Short exercise
Reproduce the listing that follows with no differences at all.

[A block of data]
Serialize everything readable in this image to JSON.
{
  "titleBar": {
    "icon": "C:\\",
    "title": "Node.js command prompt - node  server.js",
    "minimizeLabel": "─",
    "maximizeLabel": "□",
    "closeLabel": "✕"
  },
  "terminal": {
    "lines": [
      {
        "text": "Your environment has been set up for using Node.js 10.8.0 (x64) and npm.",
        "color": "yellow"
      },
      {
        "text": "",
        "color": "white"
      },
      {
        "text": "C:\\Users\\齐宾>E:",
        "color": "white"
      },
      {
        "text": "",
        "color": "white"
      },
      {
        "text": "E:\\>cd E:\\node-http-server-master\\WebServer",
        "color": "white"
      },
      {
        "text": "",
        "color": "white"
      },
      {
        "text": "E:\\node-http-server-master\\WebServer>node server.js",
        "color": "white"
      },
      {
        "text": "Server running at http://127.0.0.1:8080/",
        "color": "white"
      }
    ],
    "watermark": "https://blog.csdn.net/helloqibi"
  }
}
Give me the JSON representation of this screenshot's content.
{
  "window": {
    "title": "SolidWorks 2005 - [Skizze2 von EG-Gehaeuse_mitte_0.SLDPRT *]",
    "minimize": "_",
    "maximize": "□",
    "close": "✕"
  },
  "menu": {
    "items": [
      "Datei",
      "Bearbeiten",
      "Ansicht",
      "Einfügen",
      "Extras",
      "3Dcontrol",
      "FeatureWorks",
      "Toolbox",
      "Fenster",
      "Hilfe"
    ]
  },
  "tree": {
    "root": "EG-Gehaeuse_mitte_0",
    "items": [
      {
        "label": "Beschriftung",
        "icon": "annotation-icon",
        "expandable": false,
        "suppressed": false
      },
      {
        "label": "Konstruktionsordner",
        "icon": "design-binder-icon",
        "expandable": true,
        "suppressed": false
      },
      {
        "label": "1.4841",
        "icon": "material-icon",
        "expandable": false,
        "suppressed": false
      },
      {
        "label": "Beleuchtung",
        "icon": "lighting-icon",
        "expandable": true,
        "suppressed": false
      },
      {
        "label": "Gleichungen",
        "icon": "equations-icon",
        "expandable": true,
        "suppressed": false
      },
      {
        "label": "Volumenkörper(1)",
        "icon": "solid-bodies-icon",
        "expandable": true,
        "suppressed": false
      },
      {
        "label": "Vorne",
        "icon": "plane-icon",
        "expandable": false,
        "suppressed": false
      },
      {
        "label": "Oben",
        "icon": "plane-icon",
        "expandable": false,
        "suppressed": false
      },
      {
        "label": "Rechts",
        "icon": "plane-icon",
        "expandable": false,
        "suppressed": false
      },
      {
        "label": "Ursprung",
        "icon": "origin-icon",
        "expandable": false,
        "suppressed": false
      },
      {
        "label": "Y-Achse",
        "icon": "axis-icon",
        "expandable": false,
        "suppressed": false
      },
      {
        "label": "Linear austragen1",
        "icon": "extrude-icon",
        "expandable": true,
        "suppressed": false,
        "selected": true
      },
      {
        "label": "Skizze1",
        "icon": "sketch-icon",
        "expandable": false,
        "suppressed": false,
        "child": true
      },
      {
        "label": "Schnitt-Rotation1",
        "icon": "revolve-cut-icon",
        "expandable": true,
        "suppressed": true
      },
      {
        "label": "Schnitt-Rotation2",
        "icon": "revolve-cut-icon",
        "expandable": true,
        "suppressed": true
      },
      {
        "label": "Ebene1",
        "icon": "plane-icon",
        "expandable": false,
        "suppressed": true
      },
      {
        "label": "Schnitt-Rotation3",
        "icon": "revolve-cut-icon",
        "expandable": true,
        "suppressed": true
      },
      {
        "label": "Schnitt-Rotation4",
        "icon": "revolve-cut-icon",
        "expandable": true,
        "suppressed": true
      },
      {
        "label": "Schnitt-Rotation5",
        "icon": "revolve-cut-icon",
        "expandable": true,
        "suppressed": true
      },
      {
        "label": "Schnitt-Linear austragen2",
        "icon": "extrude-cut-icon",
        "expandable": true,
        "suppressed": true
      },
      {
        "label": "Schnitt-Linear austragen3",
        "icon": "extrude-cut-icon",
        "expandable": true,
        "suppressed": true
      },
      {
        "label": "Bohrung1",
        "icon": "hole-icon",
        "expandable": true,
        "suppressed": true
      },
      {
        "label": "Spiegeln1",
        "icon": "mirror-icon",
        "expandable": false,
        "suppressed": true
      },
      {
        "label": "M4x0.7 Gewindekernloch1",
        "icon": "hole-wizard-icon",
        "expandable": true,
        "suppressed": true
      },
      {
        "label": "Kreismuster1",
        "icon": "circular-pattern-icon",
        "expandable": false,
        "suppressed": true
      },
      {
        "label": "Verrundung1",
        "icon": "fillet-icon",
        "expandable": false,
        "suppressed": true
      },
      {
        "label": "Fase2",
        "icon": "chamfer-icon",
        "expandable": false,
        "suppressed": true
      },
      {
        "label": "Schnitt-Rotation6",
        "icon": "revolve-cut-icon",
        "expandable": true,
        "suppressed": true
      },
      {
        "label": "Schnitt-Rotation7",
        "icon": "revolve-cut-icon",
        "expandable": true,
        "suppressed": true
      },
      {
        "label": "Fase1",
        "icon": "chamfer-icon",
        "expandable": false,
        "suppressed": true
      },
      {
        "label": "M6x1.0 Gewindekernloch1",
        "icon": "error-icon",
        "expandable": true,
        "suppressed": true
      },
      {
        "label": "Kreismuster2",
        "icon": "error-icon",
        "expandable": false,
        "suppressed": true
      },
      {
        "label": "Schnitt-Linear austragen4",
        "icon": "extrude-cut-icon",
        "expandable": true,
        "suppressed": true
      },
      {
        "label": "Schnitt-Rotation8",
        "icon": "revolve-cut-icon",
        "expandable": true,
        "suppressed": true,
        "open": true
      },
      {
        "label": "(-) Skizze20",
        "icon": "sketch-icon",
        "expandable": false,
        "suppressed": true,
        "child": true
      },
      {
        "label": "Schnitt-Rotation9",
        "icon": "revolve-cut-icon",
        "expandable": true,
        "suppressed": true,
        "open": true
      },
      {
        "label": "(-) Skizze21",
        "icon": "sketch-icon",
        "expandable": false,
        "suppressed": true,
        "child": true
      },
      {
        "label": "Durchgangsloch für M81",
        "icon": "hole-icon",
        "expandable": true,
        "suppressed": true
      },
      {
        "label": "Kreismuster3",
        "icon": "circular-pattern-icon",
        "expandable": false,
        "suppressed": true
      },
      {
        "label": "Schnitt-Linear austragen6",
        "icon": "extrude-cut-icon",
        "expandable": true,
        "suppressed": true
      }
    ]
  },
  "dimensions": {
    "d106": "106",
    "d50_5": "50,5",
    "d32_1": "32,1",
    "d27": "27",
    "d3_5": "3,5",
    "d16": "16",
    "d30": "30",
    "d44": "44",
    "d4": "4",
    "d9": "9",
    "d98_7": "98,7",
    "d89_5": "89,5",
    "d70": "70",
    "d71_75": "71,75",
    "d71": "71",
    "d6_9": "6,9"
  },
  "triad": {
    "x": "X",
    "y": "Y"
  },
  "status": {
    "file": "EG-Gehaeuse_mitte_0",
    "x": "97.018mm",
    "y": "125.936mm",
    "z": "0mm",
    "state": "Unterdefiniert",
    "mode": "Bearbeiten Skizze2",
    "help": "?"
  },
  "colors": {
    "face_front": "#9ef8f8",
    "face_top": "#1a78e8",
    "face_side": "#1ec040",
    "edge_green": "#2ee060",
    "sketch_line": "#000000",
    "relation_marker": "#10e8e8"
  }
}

Worked answer
Serialize everything readable in this image to JSON.
{
  "titleBar": {
    "icon": "C:\\",
    "title": "Node.js command prompt - node  server.js",
    "minimizeLabel": "─",
    "maximizeLabel": "□",
    "closeLabel": "✕"
  },
  "terminal": {
    "lines": [
      {
        "text": "Your environment has been set up for using Node.js 10.8.0 (x64) and npm.",
        "color": "yellow"
      },
      {
        "text": "",
        "color": "white"
      },
      {
        "text": "C:\\Users\\齐宾>E:",
        "color": "white"
      },
      {
        "text": "",
        "color": "white"
      },
      {
        "text": "E:\\>cd E:\\node-http-server-master\\WebServer",
        "color": "white"
      },
      {
        "text": "",
        "color": "white"
      },
      {
        "text": "E:\\node-http-server-master\\WebServer>node server.js",
        "color": "white"
      },
      {
        "text": "Server running at http://127.0.0.1:8080/",
        "color": "white"
      }
    ],
    "watermark": "https://blog.csdn.net/helloqibi"
  }
}
Give me the JSON representation of this screenshot's content.
{
  "window": {
    "title": "SolidWorks 2005 - [Skizze2 von EG-Gehaeuse_mitte_0.SLDPRT *]",
    "minimize": "_",
    "maximize": "□",
    "close": "✕"
  },
  "menu": {
    "items": [
      "Datei",
      "Bearbeiten",
      "Ansicht",
      "Einfügen",
      "Extras",
      "3Dcontrol",
      "FeatureWorks",
      "Toolbox",
      "Fenster",
      "Hilfe"
    ]
  },
  "tree": {
    "root": "EG-Gehaeuse_mitte_0",
    "items": [
      {
        "label": "Beschriftung",
        "icon": "annotation-icon",
        "expandable": false,
        "suppressed": false
      },
      {
        "label": "Konstruktionsordner",
        "icon": "design-binder-icon",
        "expandable": true,
        "suppressed": false
      },
      {
        "label": "1.4841",
        "icon": "material-icon",
        "expandable": false,
        "suppressed": false
      },
      {
        "label": "Beleuchtung",
        "icon": "lighting-icon",
        "expandable": true,
        "suppressed": false
      },
      {
        "label": "Gleichungen",
        "icon": "equations-icon",
        "expandable": true,
        "suppressed": false
      },
      {
        "label": "Volumenkörper(1)",
        "icon": "solid-bodies-icon",
        "expandable": true,
        "suppressed": false
      },
      {
        "label": "Vorne",
        "icon": "plane-icon",
        "expandable": false,
        "suppressed": false
      },
      {
        "label": "Oben",
        "icon": "plane-icon",
        "expandable": false,
        "suppressed": false
      },
      {
        "label": "Rechts",
        "icon": "plane-icon",
        "expandable": false,
        "suppressed": false
      },
      {
        "label": "Ursprung",
        "icon": "origin-icon",
        "expandable": false,
        "suppressed": false
      },
      {
        "label": "Y-Achse",
        "icon": "axis-icon",
        "expandable": false,
        "suppressed": false
      },
      {
        "label": "Linear austragen1",
        "icon": "extrude-icon",
        "expandable": true,
        "suppressed": false,
        "selected": true
      },
      {
        "label": "Skizze1",
        "icon": "sketch-icon",
        "expandable": false,
        "suppressed": false,
        "child": true
      },
      {
        "label": "Schnitt-Rotation1",
        "icon": "revolve-cut-icon",
        "expandable": true,
        "suppressed": true
      },
      {
        "label": "Schnitt-Rotation2",
        "icon": "revolve-cut-icon",
        "expandable": true,
        "suppressed": true
      },
      {
        "label": "Ebene1",
        "icon": "plane-icon",
        "expandable": false,
        "suppressed": true
      },
      {
        "label": "Schnitt-Rotation3",
        "icon": "revolve-cut-icon",
        "expandable": true,
        "suppressed": true
      },
      {
        "label": "Schnitt-Rotation4",
        "icon": "revolve-cut-icon",
        "expandable": true,
        "suppressed": true
      },
      {
        "label": "Schnitt-Rotation5",
        "icon": "revolve-cut-icon",
        "expandable": true,
        "suppressed": true
      },
      {
        "label": "Schnitt-Linear austragen2",
        "icon": "extrude-cut-icon",
        "expandable": true,
        "suppressed": true
      },
      {
        "label": "Schnitt-Linear austragen3",
        "icon": "extrude-cut-icon",
        "expandable": true,
        "suppressed": true
      },
      {
        "label": "Bohrung1",
        "icon": "hole-icon",
        "expandable": true,
        "suppressed": true
      },
      {
        "label": "Spiegeln1",
        "icon": "mirror-icon",
        "expandable": false,
        "suppressed": true
      },
      {
        "label": "M4x0.7 Gewindekernloch1",
        "icon": "hole-wizard-icon",
        "expandable": true,
        "suppressed": true
      },
      {
        "label": "Kreismuster1",
        "icon": "circular-pattern-icon",
        "expandable": false,
        "suppressed": true
      },
      {
        "label": "Verrundung1",
        "icon": "fillet-icon",
        "expandable": false,
        "suppressed": true
      },
      {
        "label": "Fase2",
        "icon": "chamfer-icon",
        "expandable": false,
        "suppressed": true
      },
      {
        "label": "Schnitt-Rotation6",
        "icon": "revolve-cut-icon",
        "expandable": true,
        "suppressed": true
      },
      {
        "label": "Schnitt-Rotation7",
        "icon": "revolve-cut-icon",
        "expandable": true,
        "suppressed": true
      },
      {
        "label": "Fase1",
        "icon": "chamfer-icon",
        "expandable": false,
        "suppressed": true
      },
      {
        "label": "M6x1.0 Gewindekernloch1",
        "icon": "error-icon",
        "expandable": true,
        "suppressed": true
      },
      {
        "label": "Kreismuster2",
        "icon": "error-icon",
        "expandable": false,
        "suppressed": true
      },
      {
        "label": "Schnitt-Linear austragen4",
        "icon": "extrude-cut-icon",
        "expandable": true,
        "suppressed": true
      },
      {
        "label": "Schnitt-Rotation8",
        "icon": "revolve-cut-icon",
        "expandable": true,
        "suppressed": true,
        "open": true
      },
      {
        "label": "(-) Skizze20",
        "icon": "sketch-icon",
        "expandable": false,
        "suppressed": true,
        "child": true
      },
      {
        "label": "Schnitt-Rotation9",
        "icon": "revolve-cut-icon",
        "expandable": true,
        "suppressed": true,
        "open": true
      },
      {
        "label": "(-) Skizze21",
        "icon": "sketch-icon",
        "expandable": false,
        "suppressed": true,
        "child": true
      },
      {
        "label": "Durchgangsloch für M81",
        "icon": "hole-icon",
        "expandable": true,
        "suppressed": true
      },
      {
        "label": "Kreismuster3",
        "icon": "circular-pattern-icon",
        "expandable": false,
        "suppressed": true
      },
      {
        "label": "Schnitt-Linear austragen6",
        "icon": "extrude-cut-icon",
        "expandable": true,
        "suppressed": true
      }
    ]
  },
  "dimensions": {
    "d106": "106",
    "d50_5": "50,5",
    "d32_1": "32,1",
    "d27": "27",
    "d3_5": "3,5",
    "d16": "16",
    "d30": "30",
    "d44": "44",
    "d4": "4",
    "d9": "9",
    "d98_7": "98,7",
    "d89_5": "89,5",
    "d70": "70",
    "d71_75": "71,75",
    "d71": "71",
    "d6_9": "6,9"
  },
  "triad": {
    "x": "X",
    "y": "Y"
  },
  "status": {
    "file": "EG-Gehaeuse_mitte_0",
    "x": "97.018mm",
    "y": "125.936mm",
    "z": "0mm",
    "state": "Unterdefiniert",
    "mode": "Bearbeiten Skizze2",
    "help": "?"
  },
  "colors": {
    "face_front": "#9ef8f8",
    "face_top": "#1a78e8",
    "face_side": "#1ec040",
    "edge_green": "#2ee060",
    "sketch_line": "#000000",
    "relation_marker": "#10e8e8"
  }
}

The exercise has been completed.